DATASET EXTRACT:
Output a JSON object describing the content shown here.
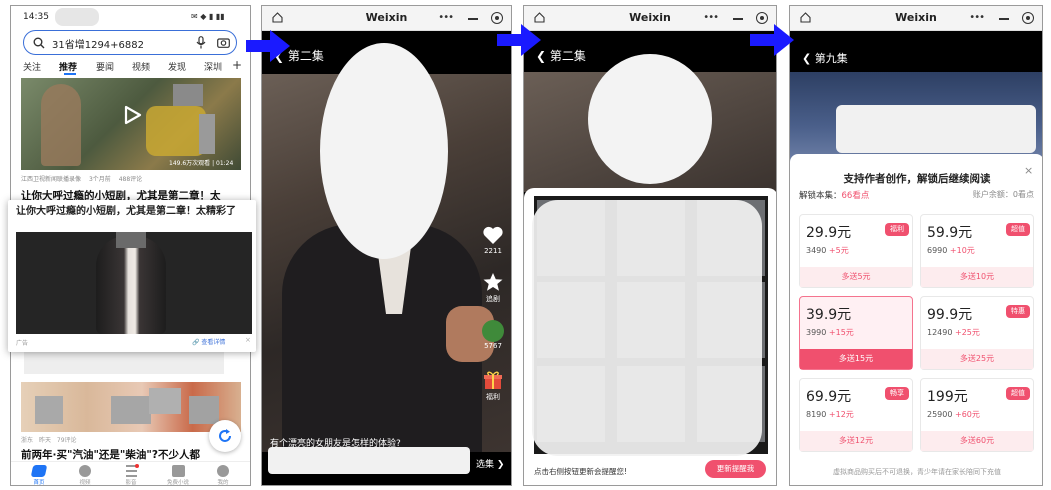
{
  "phone": {
    "time": "14:35",
    "search_query": "31省增1294+6882",
    "tabs": [
      "关注",
      "推荐",
      "要闻",
      "视频",
      "发现",
      "深圳"
    ],
    "video_caption": "江西卫视新闻联播录像",
    "video_meta_mid": "3个月前",
    "video_meta_right": "488评论",
    "video_overlay_text": "149.6万次观看 | 01:24",
    "headline": "让你大呼过瘾的小短剧，尤其是第二章！太",
    "popup_title": "让你大呼过瘾的小短剧，尤其是第二章！太精彩了",
    "popup_ad_label": "广告",
    "popup_detail_link": "查看详情",
    "news_meta": [
      "浙东",
      "昨天",
      "79评论"
    ],
    "bottom_headline": "前两年·买\"汽油\"还是\"柴油\"?不少人都",
    "nav_items": [
      "首页",
      "视频",
      "影音",
      "免费小说",
      "我的"
    ]
  },
  "weixin": {
    "title": "Weixin",
    "episode_2": "第二集",
    "episode_9": "第九集"
  },
  "video": {
    "likes": "2211",
    "fav_label": "追剧",
    "share_count": "5767",
    "gift_label": "福利",
    "subtitle": "有个漂亮的女朋友是怎样的体验?",
    "select_label": "选集"
  },
  "lockscreen": {
    "tip": "点击右侧按钮更新会提醒您!",
    "button": "更新提醒我"
  },
  "paywall": {
    "title": "支持作者创作，解锁后继续阅读",
    "unlock_label": "解锁本集：",
    "unlock_cost": "66看点",
    "balance": "账户余额：0看点",
    "footer": "虚拟商品购买后不可退换，青少年请在家长陪同下充值",
    "plans": [
      {
        "price": "29.9元",
        "base": "3490",
        "bonus": "+5元",
        "tag": "福利",
        "bottom": "多送5元"
      },
      {
        "price": "59.9元",
        "base": "6990",
        "bonus": "+10元",
        "tag": "超值",
        "bottom": "多送10元"
      },
      {
        "price": "39.9元",
        "base": "3990",
        "bonus": "+15元",
        "tag": "",
        "bottom": "多送15元"
      },
      {
        "price": "99.9元",
        "base": "12490",
        "bonus": "+25元",
        "tag": "特惠",
        "bottom": "多送25元"
      },
      {
        "price": "69.9元",
        "base": "8190",
        "bonus": "+12元",
        "tag": "畅享",
        "bottom": "多送12元"
      },
      {
        "price": "199元",
        "base": "25900",
        "bonus": "+60元",
        "tag": "超值",
        "bottom": "多送60元"
      }
    ]
  },
  "colors": {
    "accent_pink": "#f0506e",
    "arrow_blue": "#1a1aff",
    "selected_blue": "#1e74f5"
  }
}
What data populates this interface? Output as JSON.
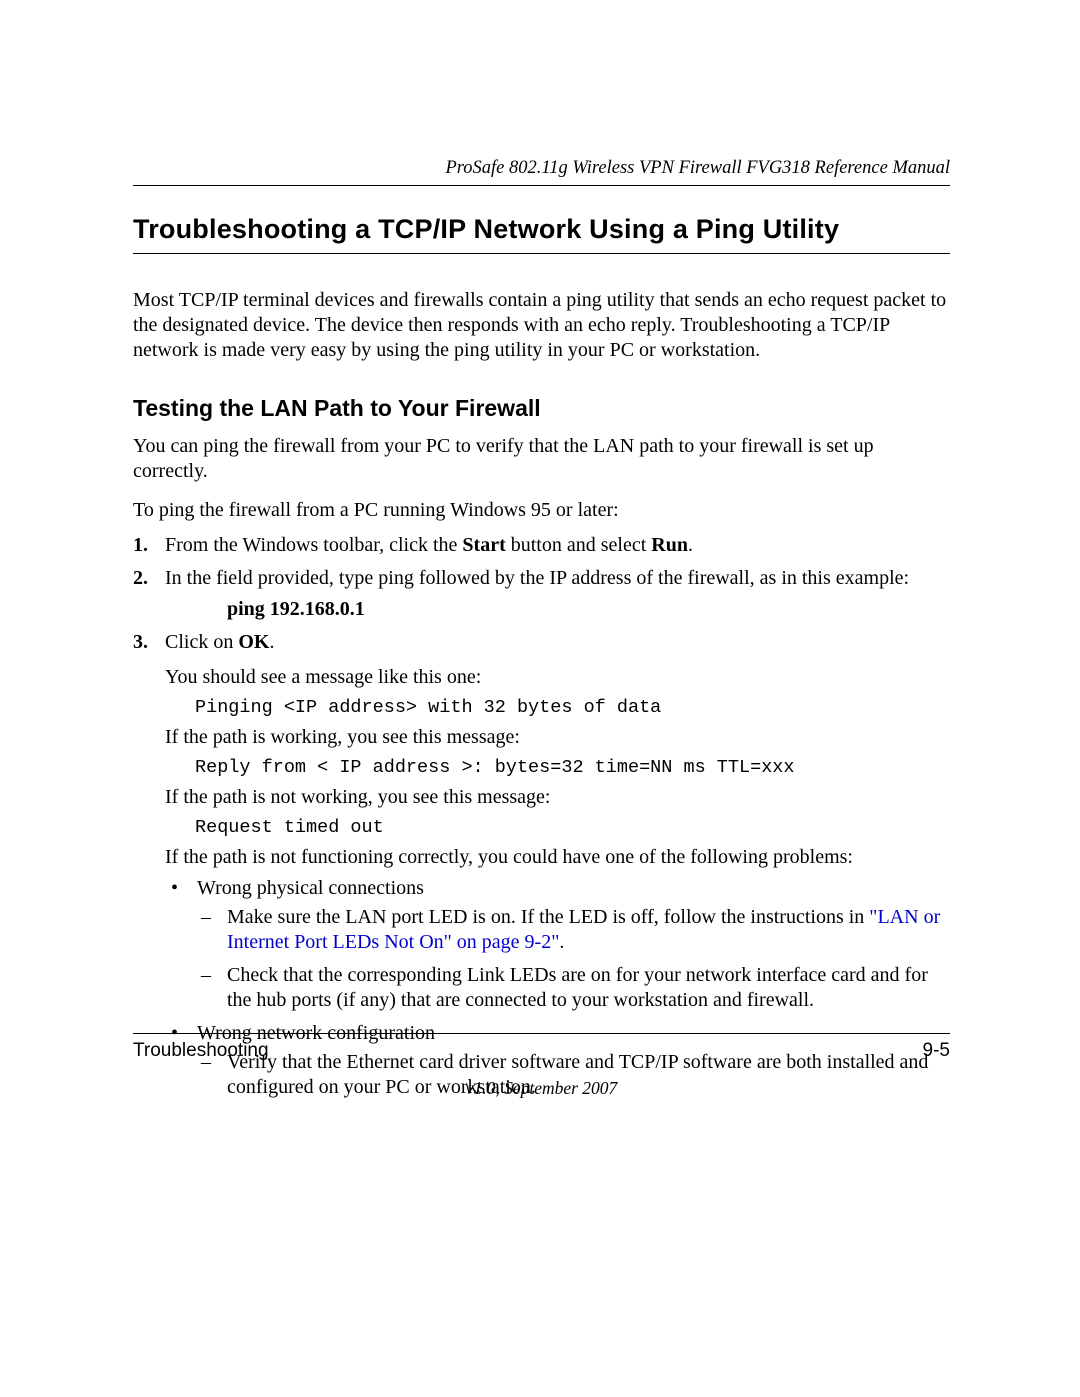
{
  "header": {
    "running": "ProSafe 802.11g Wireless VPN Firewall FVG318 Reference Manual"
  },
  "section": {
    "title": "Troubleshooting a TCP/IP Network Using a Ping Utility",
    "intro": "Most TCP/IP terminal devices and firewalls contain a ping utility that sends an echo request packet to the designated device. The device then responds with an echo reply. Troubleshooting a TCP/IP network is made very easy by using the ping utility in your PC or workstation."
  },
  "subsection": {
    "title": "Testing the LAN Path to Your Firewall",
    "p1": "You can ping the firewall from your PC to verify that the LAN path to your firewall is set up correctly.",
    "p2": "To ping the firewall from a PC running Windows 95 or later:"
  },
  "steps": {
    "s1": {
      "num": "1.",
      "pre": "From the Windows toolbar, click the ",
      "b1": "Start",
      "mid": " button and select ",
      "b2": "Run",
      "post": "."
    },
    "s2": {
      "num": "2.",
      "text": "In the field provided, type ping followed by the IP address of the firewall, as in this example:",
      "cmd": "ping 192.168.0.1"
    },
    "s3": {
      "num": "3.",
      "pre": "Click on ",
      "b1": "OK",
      "post": "."
    }
  },
  "after3": {
    "p1": "You should see a message like this one:",
    "code1": "Pinging <IP address> with 32 bytes of data",
    "p2": "If the path is working, you see this message:",
    "code2": "Reply from < IP address >: bytes=32 time=NN ms TTL=xxx",
    "p3": "If the path is not working, you see this message:",
    "code3": "Request timed out",
    "p4": "If the path is not functioning correctly, you could have one of the following problems:"
  },
  "bullets": {
    "b1": {
      "title": "Wrong physical connections",
      "d1_pre": "Make sure the LAN port LED is on. If the LED is off, follow the instructions in ",
      "d1_link": "\"LAN or Internet Port LEDs Not On\" on page 9-2\"",
      "d1_post": ".",
      "d2": "Check that the corresponding Link LEDs are on for your network interface card and for the hub ports (if any) that are connected to your workstation and firewall."
    },
    "b2": {
      "title": "Wrong network configuration",
      "d1": "Verify that the Ethernet card driver software and TCP/IP software are both installed and configured on your PC or workstation."
    }
  },
  "footer": {
    "left": "Troubleshooting",
    "right": "9-5",
    "version": "v1.0, September 2007"
  }
}
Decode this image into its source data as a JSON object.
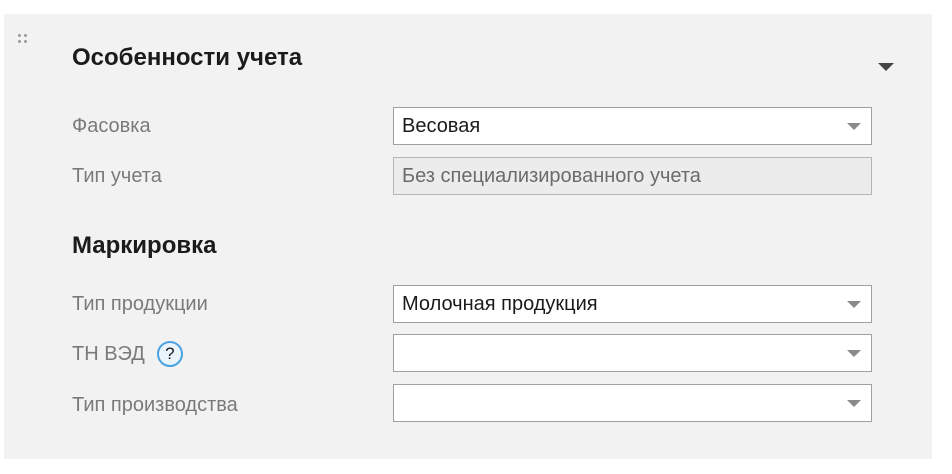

TASK DESCRIPTION: Each line in the records above should be reproduced exactly; images are not copied.

TASK RESULT:
Output a JSON object describing the content shown here.
{
  "phone": {
    "time": "14:35",
    "search_query": "31省增1294+6882",
    "tabs": [
      "关注",
      "推荐",
      "要闻",
      "视频",
      "发现",
      "深圳"
    ],
    "video_caption": "江西卫视新闻联播录像",
    "video_meta_mid": "3个月前",
    "video_meta_right": "488评论",
    "video_overlay_text": "149.6万次观看 | 01:24",
    "headline": "让你大呼过瘾的小短剧，尤其是第二章！太",
    "popup_title": "让你大呼过瘾的小短剧，尤其是第二章！太精彩了",
    "popup_ad_label": "广告",
    "popup_detail_link": "查看详情",
    "news_meta": [
      "浙东",
      "昨天",
      "79评论"
    ],
    "bottom_headline": "前两年·买\"汽油\"还是\"柴油\"?不少人都",
    "nav_items": [
      "首页",
      "视频",
      "影音",
      "免费小说",
      "我的"
    ]
  },
  "weixin": {
    "title": "Weixin",
    "episode_2": "第二集",
    "episode_9": "第九集"
  },
  "video": {
    "likes": "2211",
    "fav_label": "追剧",
    "share_count": "5767",
    "gift_label": "福利",
    "subtitle": "有个漂亮的女朋友是怎样的体验?",
    "select_label": "选集"
  },
  "lockscreen": {
    "tip": "点击右侧按钮更新会提醒您!",
    "button": "更新提醒我"
  },
  "paywall": {
    "title": "支持作者创作，解锁后继续阅读",
    "unlock_label": "解锁本集：",
    "unlock_cost": "66看点",
    "balance": "账户余额：0看点",
    "footer": "虚拟商品购买后不可退换，青少年请在家长陪同下充值",
    "plans": [
      {
        "price": "29.9元",
        "base": "3490",
        "bonus": "+5元",
        "tag": "福利",
        "bottom": "多送5元"
      },
      {
        "price": "59.9元",
        "base": "6990",
        "bonus": "+10元",
        "tag": "超值",
        "bottom": "多送10元"
      },
      {
        "price": "39.9元",
        "base": "3990",
        "bonus": "+15元",
        "tag": "",
        "bottom": "多送15元"
      },
      {
        "price": "99.9元",
        "base": "12490",
        "bonus": "+25元",
        "tag": "特惠",
        "bottom": "多送25元"
      },
      {
        "price": "69.9元",
        "base": "8190",
        "bonus": "+12元",
        "tag": "畅享",
        "bottom": "多送12元"
      },
      {
        "price": "199元",
        "base": "25900",
        "bonus": "+60元",
        "tag": "超值",
        "bottom": "多送60元"
      }
    ]
  },
  "colors": {
    "accent_pink": "#f0506e",
    "arrow_blue": "#1a1aff",
    "selected_blue": "#1e74f5"
  }
}
What data populates this interface? Output as JSON.
{
  "header": {
    "running": "ProSafe 802.11g Wireless VPN Firewall FVG318 Reference Manual"
  },
  "section": {
    "title": "Troubleshooting a TCP/IP Network Using a Ping Utility",
    "intro": "Most TCP/IP terminal devices and firewalls contain a ping utility that sends an echo request packet to the designated device. The device then responds with an echo reply. Troubleshooting a TCP/IP network is made very easy by using the ping utility in your PC or workstation."
  },
  "subsection": {
    "title": "Testing the LAN Path to Your Firewall",
    "p1": "You can ping the firewall from your PC to verify that the LAN path to your firewall is set up correctly.",
    "p2": "To ping the firewall from a PC running Windows 95 or later:"
  },
  "steps": {
    "s1": {
      "num": "1.",
      "pre": "From the Windows toolbar, click the ",
      "b1": "Start",
      "mid": " button and select ",
      "b2": "Run",
      "post": "."
    },
    "s2": {
      "num": "2.",
      "text": "In the field provided, type ping followed by the IP address of the firewall, as in this example:",
      "cmd": "ping 192.168.0.1"
    },
    "s3": {
      "num": "3.",
      "pre": "Click on ",
      "b1": "OK",
      "post": "."
    }
  },
  "after3": {
    "p1": "You should see a message like this one:",
    "code1": "Pinging <IP address> with 32 bytes of data",
    "p2": "If the path is working, you see this message:",
    "code2": "Reply from < IP address >: bytes=32 time=NN ms TTL=xxx",
    "p3": "If the path is not working, you see this message:",
    "code3": "Request timed out",
    "p4": "If the path is not functioning correctly, you could have one of the following problems:"
  },
  "bullets": {
    "b1": {
      "title": "Wrong physical connections",
      "d1_pre": "Make sure the LAN port LED is on. If the LED is off, follow the instructions in ",
      "d1_link": "\"LAN or Internet Port LEDs Not On\" on page 9-2\"",
      "d1_post": ".",
      "d2": "Check that the corresponding Link LEDs are on for your network interface card and for the hub ports (if any) that are connected to your workstation and firewall."
    },
    "b2": {
      "title": "Wrong network configuration",
      "d1": "Verify that the Ethernet card driver software and TCP/IP software are both installed and configured on your PC or workstation."
    }
  },
  "footer": {
    "left": "Troubleshooting",
    "right": "9-5",
    "version": "v1.0, September 2007"
  }
}
Decode this image into its source data as a JSON object.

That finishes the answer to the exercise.